» 本文抜粋:

- - -

おまけ ~JR山形線(奥羽本線)峠駅を訪ねて~
横手駅の駅前に今年オープンしたマンガ喫茶で一夜を過ごす。その横手駅もおしゃれな駅舎にリニューアルされていた。時の流れを感じさせられる。
さて今日は三連休の中日。このまま黙って帰るのはもったいない。今回は週末の連続二日間、関東甲信越南東北のJR・三セクが乗り放題となる週末パスというお得な切符を使って旅をしている(あいにく今は青春18切符の期間外)。まだ1日フルで使える。というわけで今日はかねてより興味があった山形線(奥羽本線)の峠駅という秘境の駅を散策してみることにしよう。
実はこの峠駅、東北地方で開催される花火から帰るときに何度か通ったことがある。本数が少ないため下車したことは無かったが同駅で売られている峠の力餅を電車のドア越しに買ったことがある。かつてはどこの観光地でも目にした列車の窓越しの駅弁販売も今はめっきり見かけなくなった。ここ峠駅は駅弁スタイルで名物のお餅を売り続ける続ける数少ない駅の一つだ。今回はその峠駅を訪問してみる。駅前に峠の力餅を製造しているお店もあると聞く。どんなお店か楽しみだ。
横手駅からひたすら在来線を乗り継いでいく。もともと普通列車はそんなに走っていない路線ではあるがなかでも峠駅がある区間は人家もまばらな峠越えとなるためとりわけ普通列車の本数は少ない(だから秘境駅と呼ばれている)。昼の次は夕方まで列車は来ない。何も無い秘境駅で3時間ひたすら次の列車を待ち続けるのは忍耐の限界にチャレンジするようなもの。そこで今回は峠駅と峠を挟んでお隣にある板谷駅(こちらは集落がある)でまず降り、そこから峠駅まで歩き、峠駅を十分堪能したら夕方の普通列車で米沢駅に戻る、というプランを立ててみた。
ちょっとしたハイキング、と言いたいところだが実は板谷駅と峠駅の間には板谷峠がそびえ立っている。そして緑豊かなこの山間の峠は必然的に熊の出没エリアだったりする。今回ここを踏破するわけで熊よけの鈴と熊よけのスプレーぐらいは持参したい。というわけで乗換時間を使って新庄駅や山形駅、米沢駅で熊よけグッズを探してみた。が、熊よけのスプレーはおろか熊よけの鈴すら売ってない。山形県民の皆さんは熊怖くないんですかね(;^ω^)?そんなおり途中立ち寄った山形駅の駅ビル4階にお店を構えていたスタジオジブリ作品のグッズを取り扱うショップ「どんぐりの森」でジジの鈴「魔女の宅急便 ころ鈴根付」を見かける。熊よけの鈴とはほど遠いけど何も無いよりマシと言うことでこれを購入。ジジを選んだ理由は可愛いからo(^-^)o♪というのもあるが何よりもジジの鈴が一番大きな音で鳴ってくれたから。次点でまっくろくろすけの鈴、その次がカオナシの鈴。一個800円強。頼むよジジ、ちゃんと熊から守ってくれよ(´;ω;`)・・・。

- - -

» 提供データ:
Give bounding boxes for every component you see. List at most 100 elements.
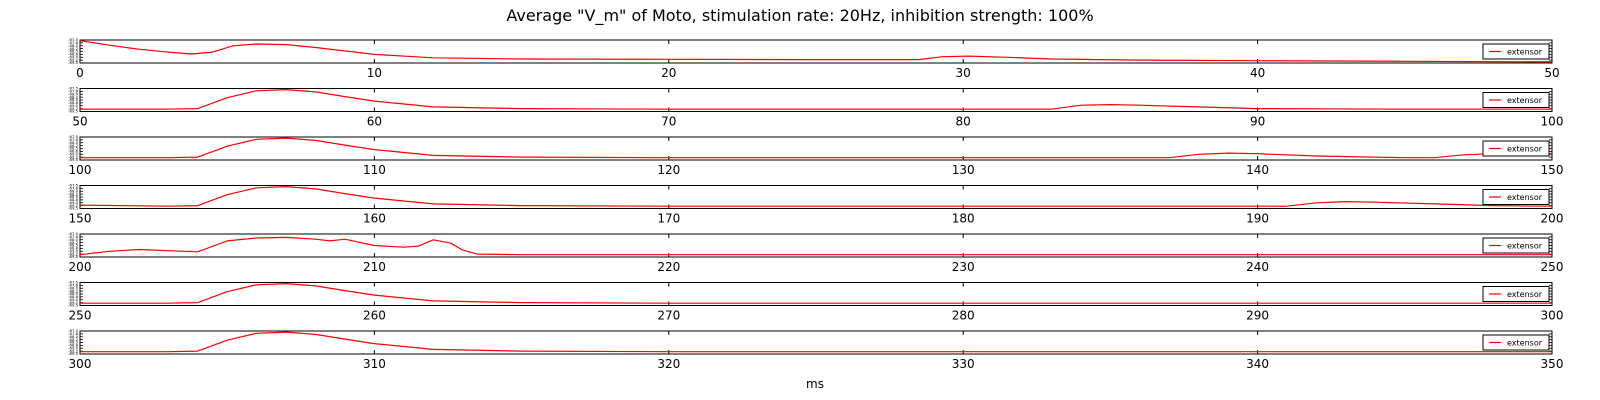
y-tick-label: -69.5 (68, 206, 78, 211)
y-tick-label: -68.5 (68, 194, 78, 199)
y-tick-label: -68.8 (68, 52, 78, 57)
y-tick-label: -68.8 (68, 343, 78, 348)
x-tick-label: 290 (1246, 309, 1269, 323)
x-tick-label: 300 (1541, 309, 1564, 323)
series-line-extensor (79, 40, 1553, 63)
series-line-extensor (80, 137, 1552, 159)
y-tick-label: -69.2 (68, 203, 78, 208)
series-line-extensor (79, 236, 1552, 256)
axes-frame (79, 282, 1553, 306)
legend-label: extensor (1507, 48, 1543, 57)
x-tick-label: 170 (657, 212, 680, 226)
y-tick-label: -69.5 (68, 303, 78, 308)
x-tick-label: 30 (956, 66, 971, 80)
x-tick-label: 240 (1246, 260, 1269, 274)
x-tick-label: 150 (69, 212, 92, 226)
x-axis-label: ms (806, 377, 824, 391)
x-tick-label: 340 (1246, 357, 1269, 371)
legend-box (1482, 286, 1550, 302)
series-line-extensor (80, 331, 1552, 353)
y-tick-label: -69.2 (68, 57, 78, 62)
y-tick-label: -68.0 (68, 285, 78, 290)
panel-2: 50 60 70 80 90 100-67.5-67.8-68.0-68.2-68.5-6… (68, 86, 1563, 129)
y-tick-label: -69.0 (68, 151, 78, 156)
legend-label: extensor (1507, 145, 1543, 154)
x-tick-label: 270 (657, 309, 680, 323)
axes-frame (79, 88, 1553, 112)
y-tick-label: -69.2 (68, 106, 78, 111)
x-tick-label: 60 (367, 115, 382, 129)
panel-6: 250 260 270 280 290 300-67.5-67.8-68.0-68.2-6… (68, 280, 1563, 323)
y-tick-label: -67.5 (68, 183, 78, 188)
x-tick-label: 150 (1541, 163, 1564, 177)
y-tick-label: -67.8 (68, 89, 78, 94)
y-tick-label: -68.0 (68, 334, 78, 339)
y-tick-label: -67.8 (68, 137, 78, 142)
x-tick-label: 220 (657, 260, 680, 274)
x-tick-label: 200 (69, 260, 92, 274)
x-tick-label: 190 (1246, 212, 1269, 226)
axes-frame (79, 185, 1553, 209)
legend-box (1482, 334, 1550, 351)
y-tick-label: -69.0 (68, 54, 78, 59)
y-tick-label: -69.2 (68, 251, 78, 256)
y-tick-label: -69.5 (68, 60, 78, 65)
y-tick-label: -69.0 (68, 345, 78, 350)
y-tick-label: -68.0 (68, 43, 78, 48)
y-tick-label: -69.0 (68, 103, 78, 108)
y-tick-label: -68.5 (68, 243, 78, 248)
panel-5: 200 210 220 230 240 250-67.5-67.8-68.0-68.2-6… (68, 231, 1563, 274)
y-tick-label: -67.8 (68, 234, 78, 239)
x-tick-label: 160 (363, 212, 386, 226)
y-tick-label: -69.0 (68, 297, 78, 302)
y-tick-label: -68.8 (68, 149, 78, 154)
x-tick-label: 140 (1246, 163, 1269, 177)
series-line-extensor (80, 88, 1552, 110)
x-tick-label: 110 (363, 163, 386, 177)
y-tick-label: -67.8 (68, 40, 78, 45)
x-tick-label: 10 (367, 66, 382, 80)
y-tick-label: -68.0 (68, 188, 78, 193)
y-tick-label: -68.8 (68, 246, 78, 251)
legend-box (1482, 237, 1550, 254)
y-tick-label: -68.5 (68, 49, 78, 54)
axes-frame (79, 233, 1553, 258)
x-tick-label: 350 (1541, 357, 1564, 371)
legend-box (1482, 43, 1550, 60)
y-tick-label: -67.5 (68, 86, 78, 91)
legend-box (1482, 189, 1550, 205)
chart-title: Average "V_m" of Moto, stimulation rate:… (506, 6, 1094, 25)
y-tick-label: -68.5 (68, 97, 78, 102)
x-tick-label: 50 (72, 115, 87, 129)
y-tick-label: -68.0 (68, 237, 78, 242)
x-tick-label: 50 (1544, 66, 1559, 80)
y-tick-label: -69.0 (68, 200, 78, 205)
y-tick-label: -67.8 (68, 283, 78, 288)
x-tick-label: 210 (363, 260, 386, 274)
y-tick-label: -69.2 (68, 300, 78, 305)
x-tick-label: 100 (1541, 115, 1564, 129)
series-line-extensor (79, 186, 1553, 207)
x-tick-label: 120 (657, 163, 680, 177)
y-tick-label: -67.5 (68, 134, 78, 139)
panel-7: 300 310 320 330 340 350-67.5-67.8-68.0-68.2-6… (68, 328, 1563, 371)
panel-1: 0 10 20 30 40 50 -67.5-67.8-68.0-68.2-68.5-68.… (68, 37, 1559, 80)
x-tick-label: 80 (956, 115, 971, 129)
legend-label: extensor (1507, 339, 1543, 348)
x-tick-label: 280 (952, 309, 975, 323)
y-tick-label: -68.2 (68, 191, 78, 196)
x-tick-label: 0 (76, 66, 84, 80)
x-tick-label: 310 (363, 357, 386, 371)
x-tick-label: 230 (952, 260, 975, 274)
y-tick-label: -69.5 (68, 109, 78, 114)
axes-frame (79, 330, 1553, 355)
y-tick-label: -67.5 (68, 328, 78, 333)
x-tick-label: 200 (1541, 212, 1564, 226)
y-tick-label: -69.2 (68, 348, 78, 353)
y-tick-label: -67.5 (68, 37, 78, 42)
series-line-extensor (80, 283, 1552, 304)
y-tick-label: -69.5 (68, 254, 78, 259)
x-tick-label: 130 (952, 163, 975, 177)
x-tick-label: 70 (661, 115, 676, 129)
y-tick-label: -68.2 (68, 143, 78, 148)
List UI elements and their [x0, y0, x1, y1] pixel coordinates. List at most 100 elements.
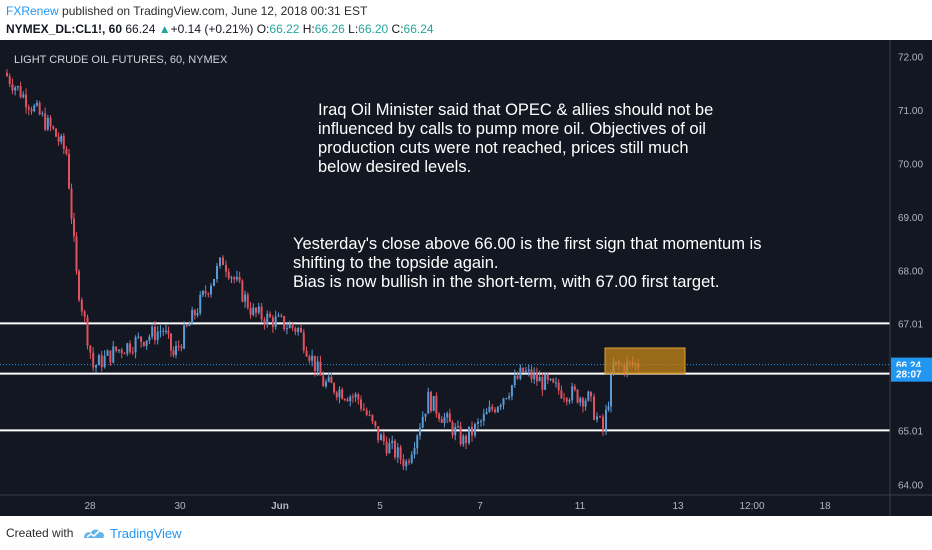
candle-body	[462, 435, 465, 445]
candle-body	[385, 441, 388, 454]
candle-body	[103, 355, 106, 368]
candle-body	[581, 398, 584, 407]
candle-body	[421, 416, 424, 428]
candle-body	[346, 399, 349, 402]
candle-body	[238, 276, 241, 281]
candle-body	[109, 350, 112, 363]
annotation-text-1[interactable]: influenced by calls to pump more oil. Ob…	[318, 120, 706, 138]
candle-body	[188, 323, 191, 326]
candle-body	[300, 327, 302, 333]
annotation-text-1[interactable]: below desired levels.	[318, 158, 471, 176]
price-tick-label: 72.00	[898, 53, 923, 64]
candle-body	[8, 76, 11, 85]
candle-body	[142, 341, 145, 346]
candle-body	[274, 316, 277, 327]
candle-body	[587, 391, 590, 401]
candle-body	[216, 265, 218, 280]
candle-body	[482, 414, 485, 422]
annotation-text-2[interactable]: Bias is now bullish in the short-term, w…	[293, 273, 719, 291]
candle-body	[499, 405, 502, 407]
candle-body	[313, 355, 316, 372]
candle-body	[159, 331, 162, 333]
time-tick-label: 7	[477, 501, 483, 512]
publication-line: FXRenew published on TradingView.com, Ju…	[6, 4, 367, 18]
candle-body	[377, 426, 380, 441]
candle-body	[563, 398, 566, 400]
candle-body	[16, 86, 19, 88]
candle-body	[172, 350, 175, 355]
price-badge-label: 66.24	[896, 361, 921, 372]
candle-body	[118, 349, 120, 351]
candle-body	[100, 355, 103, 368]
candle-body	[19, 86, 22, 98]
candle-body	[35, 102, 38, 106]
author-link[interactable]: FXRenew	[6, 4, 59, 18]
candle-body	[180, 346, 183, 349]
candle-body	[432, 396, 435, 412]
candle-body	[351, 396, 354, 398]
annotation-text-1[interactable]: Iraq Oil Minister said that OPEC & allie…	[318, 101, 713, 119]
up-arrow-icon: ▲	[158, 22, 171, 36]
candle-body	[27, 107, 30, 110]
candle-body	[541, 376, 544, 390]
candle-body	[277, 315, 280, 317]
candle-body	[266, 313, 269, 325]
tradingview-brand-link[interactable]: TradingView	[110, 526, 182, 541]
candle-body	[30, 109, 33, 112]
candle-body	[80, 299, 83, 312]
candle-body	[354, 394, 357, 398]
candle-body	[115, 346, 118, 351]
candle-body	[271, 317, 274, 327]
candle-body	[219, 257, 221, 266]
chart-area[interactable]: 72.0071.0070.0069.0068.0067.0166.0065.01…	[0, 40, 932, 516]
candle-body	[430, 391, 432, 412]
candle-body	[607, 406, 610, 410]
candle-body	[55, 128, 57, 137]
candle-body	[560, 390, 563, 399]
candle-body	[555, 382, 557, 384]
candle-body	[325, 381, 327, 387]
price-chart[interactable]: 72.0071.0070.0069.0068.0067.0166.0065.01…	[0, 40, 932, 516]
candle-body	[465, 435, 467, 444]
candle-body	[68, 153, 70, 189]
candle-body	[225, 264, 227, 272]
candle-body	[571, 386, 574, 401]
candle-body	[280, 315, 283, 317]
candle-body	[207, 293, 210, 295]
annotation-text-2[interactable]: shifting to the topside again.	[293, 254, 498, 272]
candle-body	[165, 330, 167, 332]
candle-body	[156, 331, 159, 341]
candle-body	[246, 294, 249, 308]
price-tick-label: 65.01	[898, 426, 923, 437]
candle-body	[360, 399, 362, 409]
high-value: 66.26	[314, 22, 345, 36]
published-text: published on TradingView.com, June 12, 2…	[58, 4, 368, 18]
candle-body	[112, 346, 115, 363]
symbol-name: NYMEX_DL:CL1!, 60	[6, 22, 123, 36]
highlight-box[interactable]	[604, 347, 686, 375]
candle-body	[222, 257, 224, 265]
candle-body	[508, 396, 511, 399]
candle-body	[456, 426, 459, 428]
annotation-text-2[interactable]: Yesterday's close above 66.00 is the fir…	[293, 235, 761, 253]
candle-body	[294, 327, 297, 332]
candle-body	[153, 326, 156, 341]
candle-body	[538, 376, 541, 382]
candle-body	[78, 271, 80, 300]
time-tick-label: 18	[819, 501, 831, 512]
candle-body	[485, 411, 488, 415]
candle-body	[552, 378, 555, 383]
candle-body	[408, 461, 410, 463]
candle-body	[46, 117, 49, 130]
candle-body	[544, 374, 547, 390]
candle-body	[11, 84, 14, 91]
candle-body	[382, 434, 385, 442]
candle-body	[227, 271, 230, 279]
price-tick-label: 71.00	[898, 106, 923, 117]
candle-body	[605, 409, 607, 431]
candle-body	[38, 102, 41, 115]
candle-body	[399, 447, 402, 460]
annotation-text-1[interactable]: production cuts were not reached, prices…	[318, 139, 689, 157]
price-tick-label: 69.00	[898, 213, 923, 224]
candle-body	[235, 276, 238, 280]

- - -

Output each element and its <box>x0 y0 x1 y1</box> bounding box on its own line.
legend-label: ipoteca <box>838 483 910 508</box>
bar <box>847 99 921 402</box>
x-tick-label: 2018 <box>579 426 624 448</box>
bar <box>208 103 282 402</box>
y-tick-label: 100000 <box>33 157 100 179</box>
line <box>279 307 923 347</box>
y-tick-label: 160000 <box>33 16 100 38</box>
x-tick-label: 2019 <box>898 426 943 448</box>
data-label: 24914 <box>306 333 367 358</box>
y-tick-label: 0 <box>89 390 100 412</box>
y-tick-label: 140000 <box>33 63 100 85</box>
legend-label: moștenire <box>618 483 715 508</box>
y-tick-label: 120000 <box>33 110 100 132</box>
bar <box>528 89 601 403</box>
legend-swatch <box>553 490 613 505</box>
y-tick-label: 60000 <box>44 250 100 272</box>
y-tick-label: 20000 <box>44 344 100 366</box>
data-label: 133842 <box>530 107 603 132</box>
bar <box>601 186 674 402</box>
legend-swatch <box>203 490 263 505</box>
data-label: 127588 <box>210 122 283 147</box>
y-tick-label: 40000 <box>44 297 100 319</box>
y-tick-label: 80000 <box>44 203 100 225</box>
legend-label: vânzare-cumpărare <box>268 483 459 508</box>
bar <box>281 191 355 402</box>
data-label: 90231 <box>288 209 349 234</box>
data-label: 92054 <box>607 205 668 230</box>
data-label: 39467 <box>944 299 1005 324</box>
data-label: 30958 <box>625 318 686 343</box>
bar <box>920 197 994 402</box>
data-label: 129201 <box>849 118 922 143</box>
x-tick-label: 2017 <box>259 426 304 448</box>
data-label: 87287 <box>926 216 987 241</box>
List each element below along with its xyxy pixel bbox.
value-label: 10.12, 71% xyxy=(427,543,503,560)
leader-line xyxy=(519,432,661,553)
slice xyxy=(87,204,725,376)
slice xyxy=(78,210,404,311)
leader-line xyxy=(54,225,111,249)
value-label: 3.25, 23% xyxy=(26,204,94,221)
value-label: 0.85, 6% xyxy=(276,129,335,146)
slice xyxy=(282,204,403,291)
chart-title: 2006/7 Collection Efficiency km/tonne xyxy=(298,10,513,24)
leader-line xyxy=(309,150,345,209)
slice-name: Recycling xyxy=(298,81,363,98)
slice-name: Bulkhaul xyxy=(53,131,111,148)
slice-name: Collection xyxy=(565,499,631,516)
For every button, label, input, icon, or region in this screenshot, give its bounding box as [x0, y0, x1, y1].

- - -

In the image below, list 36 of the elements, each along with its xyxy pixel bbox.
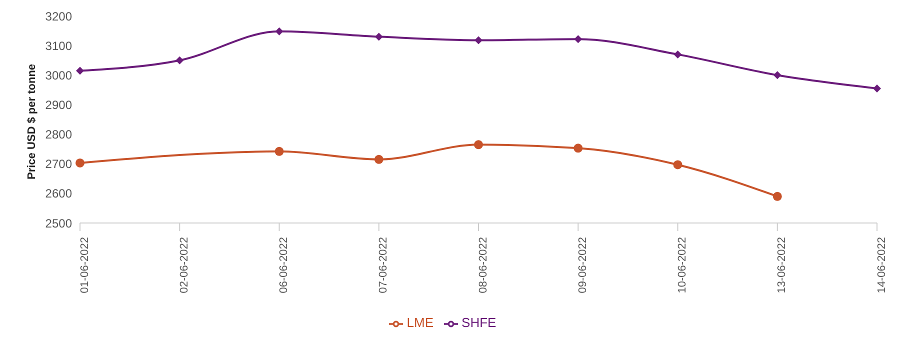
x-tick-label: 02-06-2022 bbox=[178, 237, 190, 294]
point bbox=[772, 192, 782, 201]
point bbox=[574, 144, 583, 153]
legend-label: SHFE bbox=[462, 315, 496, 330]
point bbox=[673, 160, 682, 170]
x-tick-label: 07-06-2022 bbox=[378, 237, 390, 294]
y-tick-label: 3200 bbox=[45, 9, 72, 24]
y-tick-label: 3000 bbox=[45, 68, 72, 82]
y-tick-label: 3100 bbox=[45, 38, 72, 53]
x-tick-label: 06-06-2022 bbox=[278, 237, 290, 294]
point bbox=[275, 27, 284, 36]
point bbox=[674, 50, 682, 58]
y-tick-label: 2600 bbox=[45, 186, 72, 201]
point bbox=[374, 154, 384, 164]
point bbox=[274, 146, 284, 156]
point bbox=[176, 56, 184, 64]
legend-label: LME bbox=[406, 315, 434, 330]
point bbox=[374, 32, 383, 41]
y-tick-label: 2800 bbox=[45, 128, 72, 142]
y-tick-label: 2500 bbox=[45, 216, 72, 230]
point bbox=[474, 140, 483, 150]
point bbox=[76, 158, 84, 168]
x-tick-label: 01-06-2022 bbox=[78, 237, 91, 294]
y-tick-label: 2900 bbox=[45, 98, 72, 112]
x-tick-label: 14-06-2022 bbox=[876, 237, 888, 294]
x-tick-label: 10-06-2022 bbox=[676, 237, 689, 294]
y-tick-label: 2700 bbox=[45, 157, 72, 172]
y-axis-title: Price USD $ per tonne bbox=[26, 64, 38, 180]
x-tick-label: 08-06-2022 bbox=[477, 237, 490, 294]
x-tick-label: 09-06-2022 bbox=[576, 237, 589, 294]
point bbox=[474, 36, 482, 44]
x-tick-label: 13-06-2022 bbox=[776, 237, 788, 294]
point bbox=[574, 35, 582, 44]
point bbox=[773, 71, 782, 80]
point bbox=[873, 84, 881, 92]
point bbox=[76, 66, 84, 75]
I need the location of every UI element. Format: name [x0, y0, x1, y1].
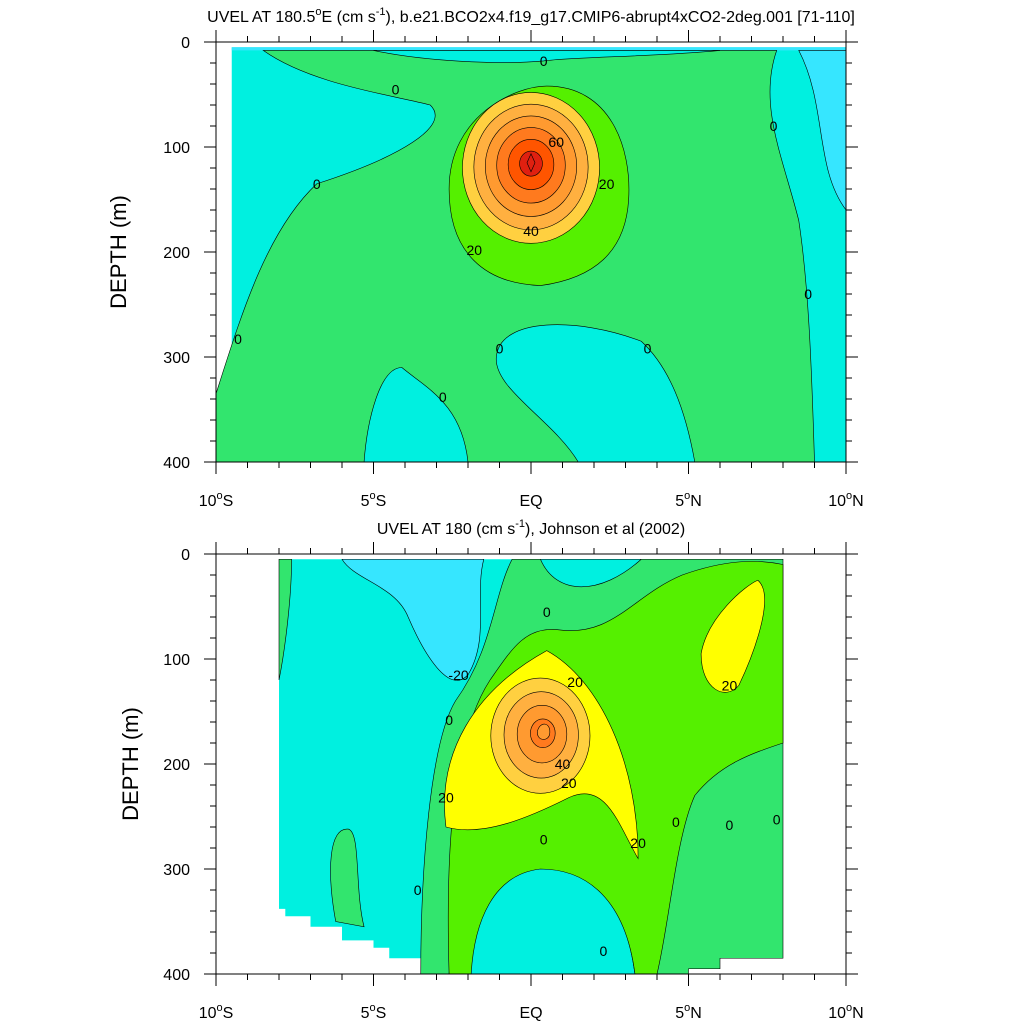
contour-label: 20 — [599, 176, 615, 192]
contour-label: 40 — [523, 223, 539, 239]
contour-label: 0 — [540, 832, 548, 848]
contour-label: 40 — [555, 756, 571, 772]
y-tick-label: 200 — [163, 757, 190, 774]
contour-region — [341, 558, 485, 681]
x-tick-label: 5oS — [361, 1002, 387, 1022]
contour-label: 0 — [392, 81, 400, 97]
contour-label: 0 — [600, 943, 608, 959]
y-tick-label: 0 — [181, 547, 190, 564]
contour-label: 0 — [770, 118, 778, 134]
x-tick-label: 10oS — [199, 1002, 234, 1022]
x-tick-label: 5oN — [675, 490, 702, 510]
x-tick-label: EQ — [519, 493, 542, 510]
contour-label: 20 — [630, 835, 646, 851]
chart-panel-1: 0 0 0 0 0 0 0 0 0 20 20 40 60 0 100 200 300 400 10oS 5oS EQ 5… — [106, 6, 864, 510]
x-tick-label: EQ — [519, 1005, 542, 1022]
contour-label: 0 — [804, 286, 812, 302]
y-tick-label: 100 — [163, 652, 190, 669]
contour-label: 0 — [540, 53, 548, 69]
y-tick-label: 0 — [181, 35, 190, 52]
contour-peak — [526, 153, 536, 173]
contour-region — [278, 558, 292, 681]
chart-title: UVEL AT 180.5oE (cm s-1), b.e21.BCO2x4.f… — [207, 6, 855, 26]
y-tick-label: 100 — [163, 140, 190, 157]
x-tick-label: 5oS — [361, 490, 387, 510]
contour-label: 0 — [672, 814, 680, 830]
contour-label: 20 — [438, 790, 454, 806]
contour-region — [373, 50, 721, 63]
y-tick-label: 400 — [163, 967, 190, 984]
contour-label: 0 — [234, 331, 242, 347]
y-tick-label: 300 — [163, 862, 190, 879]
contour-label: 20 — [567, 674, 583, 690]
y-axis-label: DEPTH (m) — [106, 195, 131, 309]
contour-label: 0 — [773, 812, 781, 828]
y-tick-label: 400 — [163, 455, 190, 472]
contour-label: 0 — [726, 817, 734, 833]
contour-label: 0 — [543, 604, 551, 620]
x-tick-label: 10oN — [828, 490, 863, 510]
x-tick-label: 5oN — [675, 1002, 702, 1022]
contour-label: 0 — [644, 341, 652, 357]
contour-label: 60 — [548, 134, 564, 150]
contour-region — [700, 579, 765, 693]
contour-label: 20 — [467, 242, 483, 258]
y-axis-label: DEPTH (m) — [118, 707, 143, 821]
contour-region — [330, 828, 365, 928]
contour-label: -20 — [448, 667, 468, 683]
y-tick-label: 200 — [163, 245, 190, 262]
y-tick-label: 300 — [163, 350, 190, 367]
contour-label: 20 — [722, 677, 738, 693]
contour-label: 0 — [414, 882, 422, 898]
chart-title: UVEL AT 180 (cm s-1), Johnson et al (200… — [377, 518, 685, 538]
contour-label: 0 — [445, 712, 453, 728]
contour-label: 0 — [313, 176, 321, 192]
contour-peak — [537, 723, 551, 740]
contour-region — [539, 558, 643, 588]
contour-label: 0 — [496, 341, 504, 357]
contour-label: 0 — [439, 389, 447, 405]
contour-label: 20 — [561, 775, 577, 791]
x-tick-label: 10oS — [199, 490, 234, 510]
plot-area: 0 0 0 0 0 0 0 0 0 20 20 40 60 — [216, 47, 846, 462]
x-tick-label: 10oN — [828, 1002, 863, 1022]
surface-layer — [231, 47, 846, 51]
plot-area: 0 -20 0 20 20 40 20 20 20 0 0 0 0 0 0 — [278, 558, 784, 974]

- - -

» 作業内容:
a) データのうち、「contour-label: 20 — [599, 176, 615, 192]」を含む行から「y-tick-label: 0 — [181, 547, 190, 564]」を含む行までの部分を、両端の行も含め、空行を除いた番号付きリストとして出力してください。
b) 峠駅の旅行記の続きを書いてください。
峠駅の旅行記とデータは互いに無関係です。

» 課題別の解答:
a)
1. contour-label: 20 — [599, 176, 615, 192]
2. contour-label: 40 — [523, 223, 539, 239]
3. contour-label: 0 — [540, 832, 548, 848]
4. contour-label: 40 — [555, 756, 571, 772]
5. y-tick-label: 200 — [163, 757, 190, 774]
6. contour-region — [341, 558, 485, 681]
7. x-tick-label: 5oS — [361, 1002, 387, 1022]
8. contour-label: 0 — [392, 81, 400, 97]
9. contour-label: 0 — [600, 943, 608, 959]
10. y-tick-label: 0 — [181, 547, 190, 564]

b)
米沢駅のコインロッカーに撮影機材一式、おみやげ、雑多な荷物などを放り込む。持参するのはリュックとカメラと熊よけに買ったジジの鈴ぐらい。峠越えと熊との遭遇に備えてなるべく身軽にしておく。米沢駅周辺は晴天だが峠方面を見ると雲に覆われている。山の天気は変わりやすい。折りたたみ傘も持参しておこう。
米沢駅発の普通電車に乗る。一つ目の関根駅を過ぎるあたりから車内にいても勾配を感じるほどの山道を登り始める。大沢駅、峠駅(今はそのまま乗り過ごす)、そして板谷駅。ここで降りる。板谷駅で降りた乗客は自分一人。電車を見送ると駅構内はひっそりと静まりかえった。板谷駅も含め周辺4つの駅はもともとスイッチバック方式の駅だった。性能が非力な頃の列車は坂道発進が大の苦手。スイッチバック方式にして加速を付けてからでないと登り切ることができなかったからだ。しかし山形新幹線開通と同時にスイッチバック方式は廃止。今の電車は性能も上がったので本線上に新たに作られた駅から普通に坂道発進していく。そんな板谷駅にせっかく来たのだからスイッチバック時代の駅の遺構でも見に行こう。本線から枝分かれした線路をたどりスノーシェッド(ポイントを積雪から保護する覆い)を抜けると保線用車両が止まっていた。このあたりが旧板谷駅があった場所だ。今気付いたけどここの線路は本線と同じ標準軌に改軌されている。ってことはスイッチバックは廃止された今も本線から保線車両を引き込むために活用しているということか。ちなみにプラットフォームはかろうじて確認できるものの線路の部分は樹木が生い茂っていた。言われなければここに線路があるとは気付かないだろう。月日の流れを感じさせる。
さあ、板谷駅を出発しよう。ハイキングの始まりだ。勾配に対応するためかくねくね折れ曲がった道をひたすら進んでいく。そこかしこから湧水が吹き出しているあたりさすが山の中といった感じだ。道で轢かれた蛇の死骸を避けつつ歩いているとあることに気がつく。こんな山道なのにやたら交通量が多いのだ。車・バイク、ひっきりなしに走って行く。これじゃ確かに蛇も車に轢かれるわけだ。ナンバープレートを見ると福島・山形・会津、たまに東京。大半が地元民の車のようだ。生活道路なのかな?もう少し大自然の中のハイキングを想像していただけにちょっと意外。でもこれだけ交通量があれば熊もおいそれとは出てこられないだろう。車の往来は熊よけの鈴よりも頼もしいかも。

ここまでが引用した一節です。